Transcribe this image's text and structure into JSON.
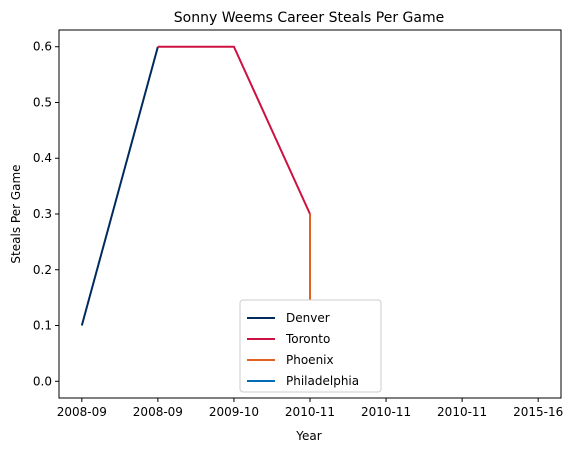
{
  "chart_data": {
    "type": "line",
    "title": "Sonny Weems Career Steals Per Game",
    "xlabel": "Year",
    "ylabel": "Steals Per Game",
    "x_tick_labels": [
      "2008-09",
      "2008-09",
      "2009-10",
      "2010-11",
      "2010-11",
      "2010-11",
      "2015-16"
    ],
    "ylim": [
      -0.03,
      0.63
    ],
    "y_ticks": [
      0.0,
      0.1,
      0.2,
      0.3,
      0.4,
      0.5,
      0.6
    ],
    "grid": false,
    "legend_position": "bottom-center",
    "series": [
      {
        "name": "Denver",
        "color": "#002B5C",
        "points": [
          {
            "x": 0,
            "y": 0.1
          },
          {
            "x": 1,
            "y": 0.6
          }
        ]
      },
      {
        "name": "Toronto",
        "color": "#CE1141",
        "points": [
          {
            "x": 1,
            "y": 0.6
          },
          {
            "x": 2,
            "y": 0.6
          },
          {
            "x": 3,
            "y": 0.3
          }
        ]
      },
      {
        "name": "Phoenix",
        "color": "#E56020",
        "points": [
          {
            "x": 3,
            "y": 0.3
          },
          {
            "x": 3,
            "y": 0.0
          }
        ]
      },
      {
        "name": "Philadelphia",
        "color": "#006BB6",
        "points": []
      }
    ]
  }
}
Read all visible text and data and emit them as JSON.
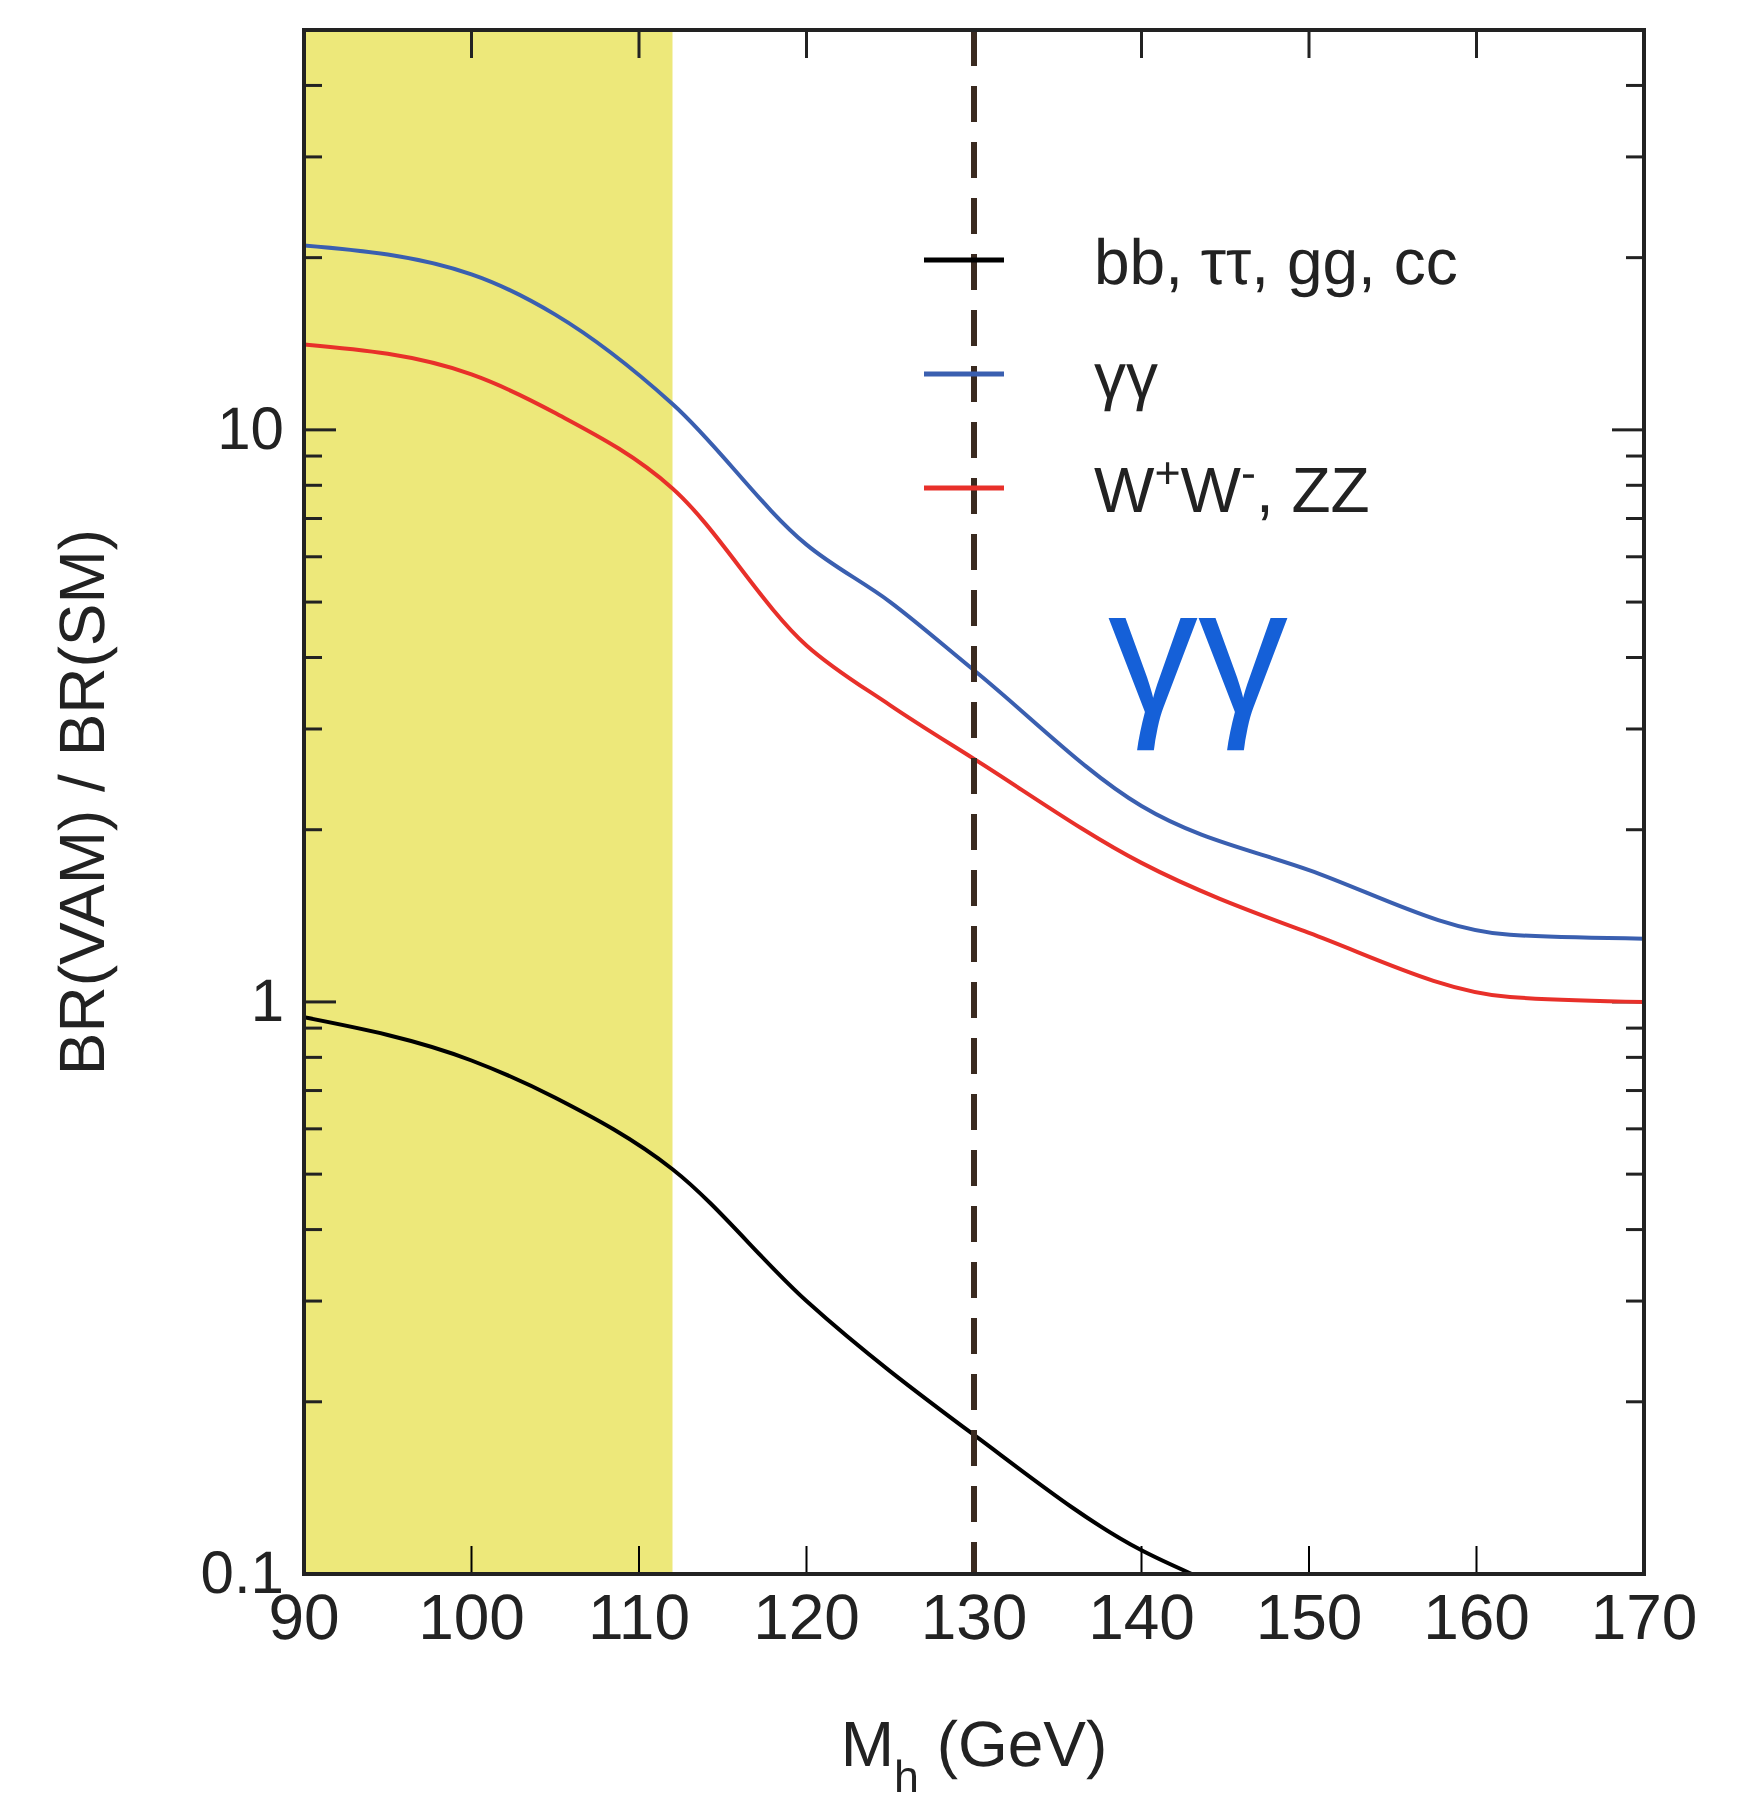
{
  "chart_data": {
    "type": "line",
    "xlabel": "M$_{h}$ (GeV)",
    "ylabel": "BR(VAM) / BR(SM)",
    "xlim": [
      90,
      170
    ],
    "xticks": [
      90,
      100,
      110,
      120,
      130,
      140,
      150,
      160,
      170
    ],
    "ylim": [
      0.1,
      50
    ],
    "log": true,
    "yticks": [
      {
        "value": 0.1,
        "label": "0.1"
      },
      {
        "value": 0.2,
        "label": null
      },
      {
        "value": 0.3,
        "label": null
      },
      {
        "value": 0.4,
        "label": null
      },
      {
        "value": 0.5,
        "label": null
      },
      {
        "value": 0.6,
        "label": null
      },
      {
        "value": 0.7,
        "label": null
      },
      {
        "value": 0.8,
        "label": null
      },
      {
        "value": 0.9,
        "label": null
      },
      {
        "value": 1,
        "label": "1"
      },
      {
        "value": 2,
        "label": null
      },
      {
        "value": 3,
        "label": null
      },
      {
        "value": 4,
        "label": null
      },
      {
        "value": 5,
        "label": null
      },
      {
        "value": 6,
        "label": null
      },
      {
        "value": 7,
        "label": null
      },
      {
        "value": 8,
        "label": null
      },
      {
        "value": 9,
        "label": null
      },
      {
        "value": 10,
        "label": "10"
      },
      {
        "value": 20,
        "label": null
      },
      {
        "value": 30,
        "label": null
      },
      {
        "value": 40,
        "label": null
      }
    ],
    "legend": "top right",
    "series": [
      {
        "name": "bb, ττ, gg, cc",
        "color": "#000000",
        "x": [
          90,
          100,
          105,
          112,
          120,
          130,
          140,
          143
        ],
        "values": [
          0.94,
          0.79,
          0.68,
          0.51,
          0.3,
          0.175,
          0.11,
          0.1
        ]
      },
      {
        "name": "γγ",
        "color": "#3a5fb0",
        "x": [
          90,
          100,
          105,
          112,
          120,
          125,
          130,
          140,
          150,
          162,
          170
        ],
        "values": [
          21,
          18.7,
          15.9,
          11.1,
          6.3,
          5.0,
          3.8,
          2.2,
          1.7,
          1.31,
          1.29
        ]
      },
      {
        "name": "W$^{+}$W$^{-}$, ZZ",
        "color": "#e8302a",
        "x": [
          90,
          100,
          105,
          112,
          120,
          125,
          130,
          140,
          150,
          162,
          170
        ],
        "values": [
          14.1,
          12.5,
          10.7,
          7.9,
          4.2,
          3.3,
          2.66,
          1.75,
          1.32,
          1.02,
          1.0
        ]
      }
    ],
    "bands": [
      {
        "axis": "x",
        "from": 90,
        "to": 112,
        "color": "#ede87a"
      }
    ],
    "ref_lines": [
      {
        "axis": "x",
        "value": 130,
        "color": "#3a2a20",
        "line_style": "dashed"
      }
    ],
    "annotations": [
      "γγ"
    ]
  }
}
++++
◆ **Task directions**: Copy out all lines above that include the string "ylabel".

◆ **Complete response**:
    "ylabel": "Steals Per Game",
    "ylabel": "BR(VAM) / BR(SM)",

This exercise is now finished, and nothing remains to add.